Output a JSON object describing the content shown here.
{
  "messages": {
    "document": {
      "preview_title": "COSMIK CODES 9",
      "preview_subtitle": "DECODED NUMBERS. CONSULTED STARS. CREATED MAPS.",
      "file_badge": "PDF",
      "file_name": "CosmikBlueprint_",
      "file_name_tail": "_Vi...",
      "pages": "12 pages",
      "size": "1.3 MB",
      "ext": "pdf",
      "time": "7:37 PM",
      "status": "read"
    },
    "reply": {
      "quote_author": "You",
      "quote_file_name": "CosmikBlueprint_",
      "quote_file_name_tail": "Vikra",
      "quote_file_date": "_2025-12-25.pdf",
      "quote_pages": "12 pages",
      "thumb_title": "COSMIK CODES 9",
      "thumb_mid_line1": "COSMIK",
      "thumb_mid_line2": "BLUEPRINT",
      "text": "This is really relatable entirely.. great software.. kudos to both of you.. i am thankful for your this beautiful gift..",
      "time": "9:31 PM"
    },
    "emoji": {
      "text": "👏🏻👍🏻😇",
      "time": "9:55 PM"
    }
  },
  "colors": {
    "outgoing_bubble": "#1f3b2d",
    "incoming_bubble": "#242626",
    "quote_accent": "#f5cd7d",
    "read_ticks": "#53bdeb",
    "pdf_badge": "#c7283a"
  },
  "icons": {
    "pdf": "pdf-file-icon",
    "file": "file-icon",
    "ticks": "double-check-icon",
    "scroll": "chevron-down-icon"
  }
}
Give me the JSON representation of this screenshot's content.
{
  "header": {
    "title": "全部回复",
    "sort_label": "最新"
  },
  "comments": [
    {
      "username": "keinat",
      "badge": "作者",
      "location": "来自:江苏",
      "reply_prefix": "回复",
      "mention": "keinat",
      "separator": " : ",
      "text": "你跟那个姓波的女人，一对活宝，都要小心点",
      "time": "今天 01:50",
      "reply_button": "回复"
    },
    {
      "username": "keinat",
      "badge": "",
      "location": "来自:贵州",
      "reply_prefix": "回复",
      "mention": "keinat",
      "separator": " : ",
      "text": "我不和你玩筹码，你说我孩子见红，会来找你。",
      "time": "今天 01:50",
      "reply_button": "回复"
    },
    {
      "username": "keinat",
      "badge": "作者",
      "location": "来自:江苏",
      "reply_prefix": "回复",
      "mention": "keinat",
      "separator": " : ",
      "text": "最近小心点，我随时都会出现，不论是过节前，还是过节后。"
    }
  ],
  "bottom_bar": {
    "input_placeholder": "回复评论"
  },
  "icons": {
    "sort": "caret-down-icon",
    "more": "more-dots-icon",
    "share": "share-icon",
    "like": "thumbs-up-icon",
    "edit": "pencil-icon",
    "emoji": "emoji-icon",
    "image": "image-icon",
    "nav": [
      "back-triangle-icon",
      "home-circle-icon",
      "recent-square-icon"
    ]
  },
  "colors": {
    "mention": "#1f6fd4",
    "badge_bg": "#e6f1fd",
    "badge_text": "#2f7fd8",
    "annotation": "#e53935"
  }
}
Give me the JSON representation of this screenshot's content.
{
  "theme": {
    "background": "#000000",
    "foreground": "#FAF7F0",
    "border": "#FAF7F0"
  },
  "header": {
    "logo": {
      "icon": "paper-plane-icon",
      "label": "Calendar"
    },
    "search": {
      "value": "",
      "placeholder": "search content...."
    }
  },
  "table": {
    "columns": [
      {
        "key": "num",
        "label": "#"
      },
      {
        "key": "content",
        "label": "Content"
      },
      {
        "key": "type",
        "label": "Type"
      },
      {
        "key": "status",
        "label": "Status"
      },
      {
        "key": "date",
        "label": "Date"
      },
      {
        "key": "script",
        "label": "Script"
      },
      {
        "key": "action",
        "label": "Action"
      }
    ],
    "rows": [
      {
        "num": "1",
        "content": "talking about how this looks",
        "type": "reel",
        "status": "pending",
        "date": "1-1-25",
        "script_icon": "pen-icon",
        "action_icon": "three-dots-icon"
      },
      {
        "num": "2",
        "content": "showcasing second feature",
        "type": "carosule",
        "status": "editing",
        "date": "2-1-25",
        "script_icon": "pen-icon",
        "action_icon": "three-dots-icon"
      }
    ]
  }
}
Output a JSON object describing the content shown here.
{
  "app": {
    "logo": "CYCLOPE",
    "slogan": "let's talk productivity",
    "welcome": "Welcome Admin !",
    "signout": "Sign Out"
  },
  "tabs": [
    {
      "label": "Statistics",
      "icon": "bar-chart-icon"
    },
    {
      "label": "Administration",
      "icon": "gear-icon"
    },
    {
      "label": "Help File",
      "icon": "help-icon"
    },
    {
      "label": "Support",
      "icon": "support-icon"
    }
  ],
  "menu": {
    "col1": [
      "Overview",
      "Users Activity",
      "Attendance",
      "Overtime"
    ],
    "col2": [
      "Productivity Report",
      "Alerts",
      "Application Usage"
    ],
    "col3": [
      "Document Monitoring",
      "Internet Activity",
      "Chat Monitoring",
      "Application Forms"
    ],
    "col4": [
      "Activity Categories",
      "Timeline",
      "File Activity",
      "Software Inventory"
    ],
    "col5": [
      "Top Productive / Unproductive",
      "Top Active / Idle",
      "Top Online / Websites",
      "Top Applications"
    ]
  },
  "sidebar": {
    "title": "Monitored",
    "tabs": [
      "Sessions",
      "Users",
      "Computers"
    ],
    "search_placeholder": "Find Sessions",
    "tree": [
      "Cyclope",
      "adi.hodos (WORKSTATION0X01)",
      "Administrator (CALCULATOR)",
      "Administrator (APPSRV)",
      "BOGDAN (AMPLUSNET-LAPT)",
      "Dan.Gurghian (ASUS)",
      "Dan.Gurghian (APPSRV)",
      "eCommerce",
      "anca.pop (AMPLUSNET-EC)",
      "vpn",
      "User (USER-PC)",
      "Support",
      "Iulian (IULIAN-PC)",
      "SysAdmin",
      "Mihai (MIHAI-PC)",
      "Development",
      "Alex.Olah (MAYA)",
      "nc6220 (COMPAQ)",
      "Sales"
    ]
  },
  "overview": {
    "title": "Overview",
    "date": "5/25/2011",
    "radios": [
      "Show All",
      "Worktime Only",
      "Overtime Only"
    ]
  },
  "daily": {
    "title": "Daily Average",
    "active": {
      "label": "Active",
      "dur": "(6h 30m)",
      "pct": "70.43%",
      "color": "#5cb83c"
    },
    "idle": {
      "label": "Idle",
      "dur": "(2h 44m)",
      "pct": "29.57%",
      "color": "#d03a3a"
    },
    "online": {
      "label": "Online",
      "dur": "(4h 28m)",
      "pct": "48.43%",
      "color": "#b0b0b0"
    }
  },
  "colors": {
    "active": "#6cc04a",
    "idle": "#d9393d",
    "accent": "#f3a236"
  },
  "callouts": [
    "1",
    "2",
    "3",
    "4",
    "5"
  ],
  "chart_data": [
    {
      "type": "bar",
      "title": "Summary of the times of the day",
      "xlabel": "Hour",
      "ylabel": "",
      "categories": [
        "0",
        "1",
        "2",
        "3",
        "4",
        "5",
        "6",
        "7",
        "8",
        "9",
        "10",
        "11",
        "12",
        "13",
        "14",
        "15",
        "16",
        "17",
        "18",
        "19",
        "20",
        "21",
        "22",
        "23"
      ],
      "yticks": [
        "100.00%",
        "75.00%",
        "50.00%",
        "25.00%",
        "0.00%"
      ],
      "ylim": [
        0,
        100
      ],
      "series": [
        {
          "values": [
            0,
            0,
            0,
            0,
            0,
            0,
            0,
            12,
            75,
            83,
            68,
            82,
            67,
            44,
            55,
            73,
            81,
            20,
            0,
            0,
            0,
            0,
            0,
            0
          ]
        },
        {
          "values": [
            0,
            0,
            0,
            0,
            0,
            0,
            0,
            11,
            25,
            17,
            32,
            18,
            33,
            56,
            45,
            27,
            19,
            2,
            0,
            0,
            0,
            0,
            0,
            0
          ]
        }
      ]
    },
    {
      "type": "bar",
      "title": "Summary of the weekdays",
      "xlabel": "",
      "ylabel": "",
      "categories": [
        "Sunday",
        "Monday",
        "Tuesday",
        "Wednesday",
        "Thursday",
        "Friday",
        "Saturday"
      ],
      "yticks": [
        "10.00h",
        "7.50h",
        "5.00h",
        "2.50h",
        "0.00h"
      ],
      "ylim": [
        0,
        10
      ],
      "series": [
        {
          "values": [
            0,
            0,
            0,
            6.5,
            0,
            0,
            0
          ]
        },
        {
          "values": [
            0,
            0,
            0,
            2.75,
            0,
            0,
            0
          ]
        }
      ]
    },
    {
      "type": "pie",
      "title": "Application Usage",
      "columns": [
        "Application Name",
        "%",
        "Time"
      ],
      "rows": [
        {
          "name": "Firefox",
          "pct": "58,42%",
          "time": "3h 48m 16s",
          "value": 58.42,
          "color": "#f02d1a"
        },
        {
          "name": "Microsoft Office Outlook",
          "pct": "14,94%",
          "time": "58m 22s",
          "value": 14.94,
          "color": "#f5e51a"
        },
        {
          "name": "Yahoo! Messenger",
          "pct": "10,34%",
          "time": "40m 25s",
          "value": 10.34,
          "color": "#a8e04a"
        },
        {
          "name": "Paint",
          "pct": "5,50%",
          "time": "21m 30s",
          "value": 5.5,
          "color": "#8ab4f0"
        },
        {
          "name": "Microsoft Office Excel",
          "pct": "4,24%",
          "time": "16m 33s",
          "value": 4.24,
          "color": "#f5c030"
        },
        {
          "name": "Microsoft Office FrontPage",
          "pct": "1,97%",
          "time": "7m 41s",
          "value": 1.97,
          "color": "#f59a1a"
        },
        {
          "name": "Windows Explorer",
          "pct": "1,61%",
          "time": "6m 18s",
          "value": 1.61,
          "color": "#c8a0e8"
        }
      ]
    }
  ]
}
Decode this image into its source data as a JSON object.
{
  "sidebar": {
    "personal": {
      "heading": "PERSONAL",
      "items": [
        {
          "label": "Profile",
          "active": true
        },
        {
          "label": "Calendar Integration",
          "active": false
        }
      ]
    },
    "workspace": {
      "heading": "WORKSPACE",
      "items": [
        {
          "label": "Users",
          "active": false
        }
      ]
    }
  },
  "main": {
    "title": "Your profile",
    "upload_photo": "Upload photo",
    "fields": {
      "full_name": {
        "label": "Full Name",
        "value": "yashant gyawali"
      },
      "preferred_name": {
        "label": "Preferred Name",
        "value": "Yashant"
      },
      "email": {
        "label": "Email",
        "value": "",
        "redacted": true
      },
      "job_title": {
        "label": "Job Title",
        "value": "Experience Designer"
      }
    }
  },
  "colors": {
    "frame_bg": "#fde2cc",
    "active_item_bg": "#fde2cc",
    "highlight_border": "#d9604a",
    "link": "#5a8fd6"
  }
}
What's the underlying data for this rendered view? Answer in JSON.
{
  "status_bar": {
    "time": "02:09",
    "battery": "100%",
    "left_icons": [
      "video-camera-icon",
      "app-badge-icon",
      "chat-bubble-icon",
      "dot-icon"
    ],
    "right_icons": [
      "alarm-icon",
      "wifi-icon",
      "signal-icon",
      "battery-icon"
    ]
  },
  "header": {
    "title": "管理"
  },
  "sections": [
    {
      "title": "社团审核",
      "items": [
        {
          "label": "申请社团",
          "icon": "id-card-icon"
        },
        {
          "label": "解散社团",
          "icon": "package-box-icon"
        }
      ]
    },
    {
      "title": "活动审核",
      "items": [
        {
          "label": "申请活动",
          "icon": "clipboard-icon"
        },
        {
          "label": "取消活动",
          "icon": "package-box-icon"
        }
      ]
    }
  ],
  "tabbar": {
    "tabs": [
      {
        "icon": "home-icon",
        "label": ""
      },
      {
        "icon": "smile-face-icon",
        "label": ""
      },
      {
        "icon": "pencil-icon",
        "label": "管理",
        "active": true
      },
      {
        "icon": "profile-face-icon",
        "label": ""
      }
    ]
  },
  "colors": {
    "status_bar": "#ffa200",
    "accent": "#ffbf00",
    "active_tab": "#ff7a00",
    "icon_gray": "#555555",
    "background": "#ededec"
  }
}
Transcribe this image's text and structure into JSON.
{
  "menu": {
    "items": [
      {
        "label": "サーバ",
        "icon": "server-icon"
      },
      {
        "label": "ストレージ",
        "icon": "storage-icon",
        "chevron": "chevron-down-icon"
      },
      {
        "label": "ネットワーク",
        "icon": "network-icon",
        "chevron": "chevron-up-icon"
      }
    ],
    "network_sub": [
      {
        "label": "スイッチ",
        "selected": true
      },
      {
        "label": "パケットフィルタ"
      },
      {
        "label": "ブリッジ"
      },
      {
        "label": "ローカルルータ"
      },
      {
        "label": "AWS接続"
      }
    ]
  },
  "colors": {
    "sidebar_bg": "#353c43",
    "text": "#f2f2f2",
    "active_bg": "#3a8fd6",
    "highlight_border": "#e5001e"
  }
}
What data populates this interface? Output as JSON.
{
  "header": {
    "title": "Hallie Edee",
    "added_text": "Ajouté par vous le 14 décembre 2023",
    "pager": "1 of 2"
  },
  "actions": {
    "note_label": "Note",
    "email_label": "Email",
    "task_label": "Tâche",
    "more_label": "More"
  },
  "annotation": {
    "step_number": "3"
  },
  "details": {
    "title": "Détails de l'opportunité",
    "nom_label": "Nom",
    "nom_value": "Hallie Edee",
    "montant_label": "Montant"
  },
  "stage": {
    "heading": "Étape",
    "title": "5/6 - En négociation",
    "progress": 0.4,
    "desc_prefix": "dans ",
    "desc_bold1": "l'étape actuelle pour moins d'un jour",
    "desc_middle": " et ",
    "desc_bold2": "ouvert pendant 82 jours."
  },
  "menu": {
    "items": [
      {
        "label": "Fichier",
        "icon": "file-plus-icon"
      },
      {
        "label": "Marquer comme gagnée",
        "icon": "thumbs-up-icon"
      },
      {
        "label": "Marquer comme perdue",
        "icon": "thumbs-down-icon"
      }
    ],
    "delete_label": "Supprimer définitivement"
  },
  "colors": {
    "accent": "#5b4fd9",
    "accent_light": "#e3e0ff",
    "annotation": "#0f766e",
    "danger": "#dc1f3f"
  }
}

_Short exercise:_ Some lines of the data may hold the word "Marquer". Say how many do, with nothing else.

_Written answer:_ 2